WHAT IS REQUIRED — Copy every line of the data that includes the string "arrow".

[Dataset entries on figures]
"""

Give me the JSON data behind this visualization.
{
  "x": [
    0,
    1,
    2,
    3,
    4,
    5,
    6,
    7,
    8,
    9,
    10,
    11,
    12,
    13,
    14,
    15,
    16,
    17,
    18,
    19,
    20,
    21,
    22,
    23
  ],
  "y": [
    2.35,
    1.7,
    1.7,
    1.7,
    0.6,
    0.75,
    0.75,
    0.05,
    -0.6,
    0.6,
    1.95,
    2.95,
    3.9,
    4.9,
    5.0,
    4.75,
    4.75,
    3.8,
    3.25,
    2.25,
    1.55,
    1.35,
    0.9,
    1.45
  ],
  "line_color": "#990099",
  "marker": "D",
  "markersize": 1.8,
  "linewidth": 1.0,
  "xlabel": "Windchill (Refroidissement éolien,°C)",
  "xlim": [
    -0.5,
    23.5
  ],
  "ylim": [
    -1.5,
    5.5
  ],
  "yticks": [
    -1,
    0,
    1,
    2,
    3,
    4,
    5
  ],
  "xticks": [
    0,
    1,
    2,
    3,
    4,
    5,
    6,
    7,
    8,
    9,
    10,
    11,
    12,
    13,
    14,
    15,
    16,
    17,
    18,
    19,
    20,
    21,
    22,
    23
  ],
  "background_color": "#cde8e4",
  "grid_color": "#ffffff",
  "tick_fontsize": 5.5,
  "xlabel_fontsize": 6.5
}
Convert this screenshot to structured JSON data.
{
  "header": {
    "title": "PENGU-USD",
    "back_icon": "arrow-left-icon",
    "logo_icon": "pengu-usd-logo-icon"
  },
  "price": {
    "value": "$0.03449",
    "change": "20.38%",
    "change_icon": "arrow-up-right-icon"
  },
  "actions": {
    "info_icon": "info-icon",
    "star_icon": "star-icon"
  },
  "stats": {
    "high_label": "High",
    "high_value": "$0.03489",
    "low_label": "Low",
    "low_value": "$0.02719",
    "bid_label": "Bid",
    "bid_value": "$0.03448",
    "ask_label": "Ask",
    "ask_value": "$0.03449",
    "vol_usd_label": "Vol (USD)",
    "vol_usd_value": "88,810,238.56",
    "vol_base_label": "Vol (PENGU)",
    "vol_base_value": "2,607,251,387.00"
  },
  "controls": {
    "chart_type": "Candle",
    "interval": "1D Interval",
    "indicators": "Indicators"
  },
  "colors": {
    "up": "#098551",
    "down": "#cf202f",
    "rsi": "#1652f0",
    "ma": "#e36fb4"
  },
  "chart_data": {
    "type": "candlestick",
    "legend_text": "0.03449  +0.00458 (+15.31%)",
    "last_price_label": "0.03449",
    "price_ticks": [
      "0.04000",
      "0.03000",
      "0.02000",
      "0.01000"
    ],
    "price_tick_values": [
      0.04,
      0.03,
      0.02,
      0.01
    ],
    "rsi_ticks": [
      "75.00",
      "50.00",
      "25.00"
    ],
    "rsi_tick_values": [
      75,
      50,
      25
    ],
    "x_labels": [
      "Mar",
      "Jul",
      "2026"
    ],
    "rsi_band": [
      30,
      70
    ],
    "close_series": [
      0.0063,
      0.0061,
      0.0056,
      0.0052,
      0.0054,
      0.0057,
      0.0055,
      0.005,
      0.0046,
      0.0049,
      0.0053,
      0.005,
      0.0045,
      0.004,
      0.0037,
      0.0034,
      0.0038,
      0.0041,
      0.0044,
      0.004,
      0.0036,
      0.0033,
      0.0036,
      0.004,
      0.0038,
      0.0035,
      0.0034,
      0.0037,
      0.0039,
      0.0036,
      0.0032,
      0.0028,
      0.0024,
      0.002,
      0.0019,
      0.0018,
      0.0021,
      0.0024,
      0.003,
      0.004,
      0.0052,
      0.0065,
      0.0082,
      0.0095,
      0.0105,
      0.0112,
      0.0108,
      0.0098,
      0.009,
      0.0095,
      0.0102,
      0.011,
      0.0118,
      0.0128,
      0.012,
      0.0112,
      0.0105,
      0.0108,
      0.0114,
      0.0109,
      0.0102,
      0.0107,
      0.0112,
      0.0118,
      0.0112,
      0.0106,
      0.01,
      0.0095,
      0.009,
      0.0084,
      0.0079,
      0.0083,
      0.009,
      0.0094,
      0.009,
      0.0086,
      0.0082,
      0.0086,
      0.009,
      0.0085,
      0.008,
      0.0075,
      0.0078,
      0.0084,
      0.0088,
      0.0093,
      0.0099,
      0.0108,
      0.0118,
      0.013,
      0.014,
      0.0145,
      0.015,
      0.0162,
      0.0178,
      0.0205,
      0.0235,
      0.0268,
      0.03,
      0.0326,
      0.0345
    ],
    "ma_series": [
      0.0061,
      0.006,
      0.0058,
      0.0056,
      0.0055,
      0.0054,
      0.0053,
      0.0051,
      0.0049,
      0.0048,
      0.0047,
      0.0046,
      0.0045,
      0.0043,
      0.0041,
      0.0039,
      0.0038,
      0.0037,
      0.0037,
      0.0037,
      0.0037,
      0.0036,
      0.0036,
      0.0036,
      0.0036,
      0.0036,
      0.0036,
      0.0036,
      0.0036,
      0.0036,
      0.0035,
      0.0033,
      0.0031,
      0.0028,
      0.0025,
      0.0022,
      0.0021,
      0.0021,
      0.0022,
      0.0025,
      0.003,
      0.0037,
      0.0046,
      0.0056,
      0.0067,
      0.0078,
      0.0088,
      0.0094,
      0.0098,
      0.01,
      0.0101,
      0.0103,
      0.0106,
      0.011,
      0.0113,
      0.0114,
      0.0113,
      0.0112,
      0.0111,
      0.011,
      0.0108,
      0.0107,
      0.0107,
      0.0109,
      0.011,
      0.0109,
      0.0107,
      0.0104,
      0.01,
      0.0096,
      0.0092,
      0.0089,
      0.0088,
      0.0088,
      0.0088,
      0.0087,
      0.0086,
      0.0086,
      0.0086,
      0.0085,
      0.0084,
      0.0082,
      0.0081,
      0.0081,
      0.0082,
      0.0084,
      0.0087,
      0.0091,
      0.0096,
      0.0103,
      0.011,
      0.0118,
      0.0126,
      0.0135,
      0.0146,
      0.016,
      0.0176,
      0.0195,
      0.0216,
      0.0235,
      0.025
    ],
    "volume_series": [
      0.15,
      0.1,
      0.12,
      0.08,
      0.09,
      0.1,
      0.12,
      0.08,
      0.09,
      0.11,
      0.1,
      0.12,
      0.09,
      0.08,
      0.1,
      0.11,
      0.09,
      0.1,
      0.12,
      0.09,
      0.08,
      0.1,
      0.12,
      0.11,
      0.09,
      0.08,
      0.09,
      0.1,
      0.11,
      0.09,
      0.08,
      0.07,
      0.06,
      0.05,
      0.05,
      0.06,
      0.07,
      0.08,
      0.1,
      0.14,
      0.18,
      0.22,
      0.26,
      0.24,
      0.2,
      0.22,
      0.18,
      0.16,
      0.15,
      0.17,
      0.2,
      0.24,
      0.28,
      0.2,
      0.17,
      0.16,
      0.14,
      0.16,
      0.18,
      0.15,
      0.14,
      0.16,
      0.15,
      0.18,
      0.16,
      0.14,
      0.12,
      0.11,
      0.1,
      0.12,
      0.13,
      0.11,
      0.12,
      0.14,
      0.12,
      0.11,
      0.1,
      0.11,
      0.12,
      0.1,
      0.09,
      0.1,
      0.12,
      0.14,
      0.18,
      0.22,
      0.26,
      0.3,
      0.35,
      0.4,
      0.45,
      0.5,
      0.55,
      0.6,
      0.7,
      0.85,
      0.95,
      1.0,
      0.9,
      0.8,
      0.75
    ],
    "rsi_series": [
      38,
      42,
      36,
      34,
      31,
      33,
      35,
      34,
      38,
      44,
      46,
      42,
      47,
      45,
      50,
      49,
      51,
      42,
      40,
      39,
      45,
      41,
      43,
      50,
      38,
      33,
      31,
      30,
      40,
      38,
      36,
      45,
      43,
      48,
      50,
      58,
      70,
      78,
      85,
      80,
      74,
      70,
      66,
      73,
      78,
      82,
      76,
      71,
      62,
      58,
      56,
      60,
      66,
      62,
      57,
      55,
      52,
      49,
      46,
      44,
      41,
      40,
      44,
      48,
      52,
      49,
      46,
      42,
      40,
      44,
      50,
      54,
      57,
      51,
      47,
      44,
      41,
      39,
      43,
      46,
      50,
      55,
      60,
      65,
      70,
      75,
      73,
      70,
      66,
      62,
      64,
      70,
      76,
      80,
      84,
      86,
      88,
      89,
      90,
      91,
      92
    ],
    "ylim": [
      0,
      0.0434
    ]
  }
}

"""

ANSWER TO THIS PROBLEM —
    "back_icon": "arrow-left-icon",
    "change_icon": "arrow-up-right-icon"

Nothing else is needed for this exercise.